>> start Stored rows

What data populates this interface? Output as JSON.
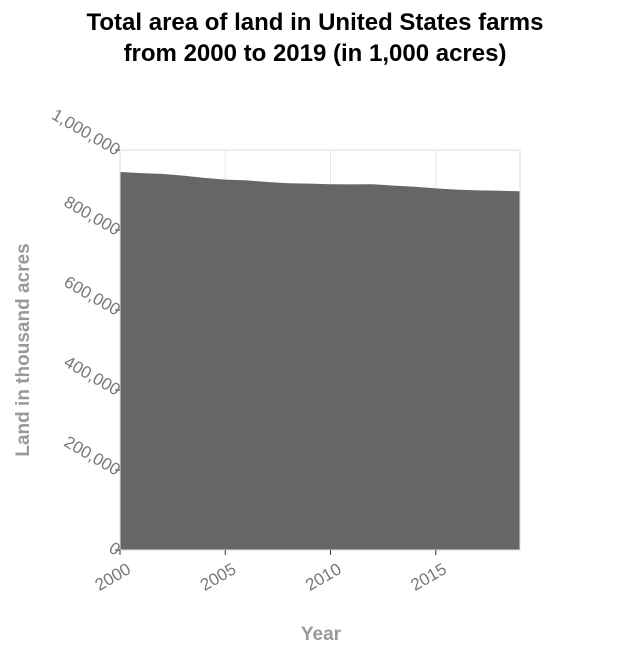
{
  "chart_data": {
    "type": "area",
    "title_lines": [
      "Total area of land in United States farms",
      "from 2000 to 2019 (in 1,000 acres)"
    ],
    "xlabel": "Year",
    "ylabel": "Land in thousand acres",
    "x_ticks": [
      2000,
      2005,
      2010,
      2015
    ],
    "y_ticks": [
      "0",
      "200,000",
      "400,000",
      "600,000",
      "800,000",
      "1,000,000"
    ],
    "y_tick_values": [
      0,
      200000,
      400000,
      600000,
      800000,
      1000000
    ],
    "xlim": [
      2000,
      2019
    ],
    "ylim": [
      0,
      1000000
    ],
    "grid": true,
    "fill_color": "#666666",
    "series": [
      {
        "x": [
          2000,
          2001,
          2002,
          2003,
          2004,
          2005,
          2006,
          2007,
          2008,
          2009,
          2010,
          2011,
          2012,
          2013,
          2014,
          2015,
          2016,
          2017,
          2018,
          2019
        ],
        "values": [
          945080,
          942070,
          940300,
          935940,
          930340,
          925790,
          924000,
          920000,
          917000,
          916000,
          914500,
          914000,
          914500,
          911000,
          908000,
          904000,
          901000,
          899000,
          898000,
          897000
        ]
      }
    ]
  }
}
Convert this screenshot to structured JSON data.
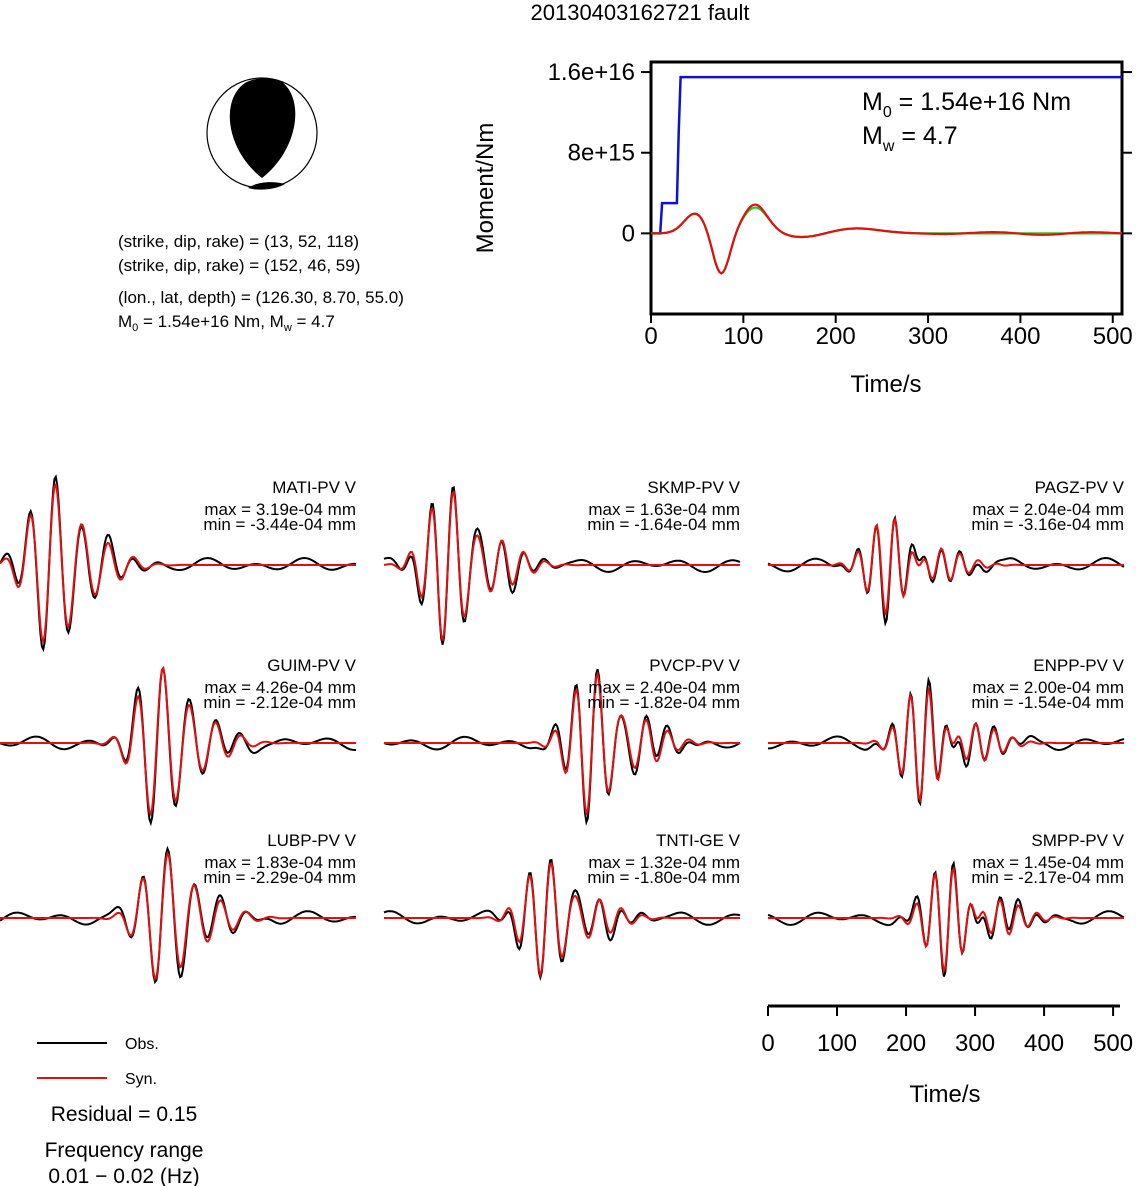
{
  "title": "20130403162721 fault",
  "mechanism": {
    "planes": [
      "(strike, dip, rake) = (13, 52, 118)",
      "(strike, dip, rake) = (152, 46, 59)"
    ],
    "location": "(lon., lat, depth) = (126.30, 8.70, 55.0)",
    "m0_prefix": "M",
    "m0_sub": "0",
    "m0_value": " = 1.54e+16 Nm, M",
    "mw_sub": "w",
    "mw_value": " = 4.7"
  },
  "moment_annotation": {
    "m0_label": "M",
    "m0_sub": "0",
    "m0_text": " = 1.54e+16 Nm",
    "mw_label": "M",
    "mw_sub": "w",
    "mw_text": " = 4.7"
  },
  "legend": {
    "obs": "Obs.",
    "syn": "Syn."
  },
  "residual": "Residual = 0.15",
  "freq_title": "Frequency range",
  "freq_value": "0.01 − 0.02 (Hz)",
  "colors": {
    "obs": "#000000",
    "syn": "#e01010",
    "moment": "#1010d0",
    "green": "#22cc22"
  },
  "chart_data": [
    {
      "type": "line",
      "ylabel": "Moment/Nm",
      "xlabel": "Time/s",
      "xlim": [
        0,
        510
      ],
      "ylim": [
        -8000000000000000.0,
        1.7e+16
      ],
      "yticks": [
        {
          "value": 1.6e+16,
          "label": "1.6e+16"
        },
        {
          "value": 8000000000000000.0,
          "label": "8e+15"
        },
        {
          "value": 0,
          "label": "0"
        }
      ],
      "xticks": [
        0,
        100,
        200,
        300,
        400,
        500
      ],
      "series": [
        {
          "color": "#1010d0",
          "x": [
            0,
            10,
            12,
            28,
            30,
            32,
            510
          ],
          "y": [
            0,
            0,
            3000000000000000.0,
            3000000000000000.0,
            1e+16,
            1.55e+16,
            1.55e+16
          ]
        }
      ]
    },
    {
      "type": "line",
      "xlabel": "Time/s",
      "xlim": [
        0,
        510
      ],
      "xticks": [
        0,
        100,
        200,
        300,
        400,
        500
      ],
      "stations": [
        {
          "name": "MATI-PV V",
          "max": "max = 3.19e-04 mm",
          "min": "min = -3.44e-04 mm"
        },
        {
          "name": "SKMP-PV V",
          "max": "max = 1.63e-04 mm",
          "min": "min = -1.64e-04 mm"
        },
        {
          "name": "PAGZ-PV V",
          "max": "max = 2.04e-04 mm",
          "min": "min = -3.16e-04 mm"
        },
        {
          "name": "GUIM-PV V",
          "max": "max = 4.26e-04 mm",
          "min": "min = -2.12e-04 mm"
        },
        {
          "name": "PVCP-PV V",
          "max": "max = 2.40e-04 mm",
          "min": "min = -1.82e-04 mm"
        },
        {
          "name": "ENPP-PV V",
          "max": "max = 2.00e-04 mm",
          "min": "min = -1.54e-04 mm"
        },
        {
          "name": "LUBP-PV V",
          "max": "max = 1.83e-04 mm",
          "min": "min = -2.29e-04 mm"
        },
        {
          "name": "TNTI-GE V",
          "max": "max = 1.32e-04 mm",
          "min": "min = -1.80e-04 mm"
        },
        {
          "name": "SMPP-PV V",
          "max": "max = 1.45e-04 mm",
          "min": "min = -2.17e-04 mm"
        }
      ]
    }
  ]
}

>> end Stored rows

Look through the entries above and list every line containing "strike".

Task response =
      "(strike, dip, rake) = (13, 52, 118)",
      "(strike, dip, rake) = (152, 46, 59)"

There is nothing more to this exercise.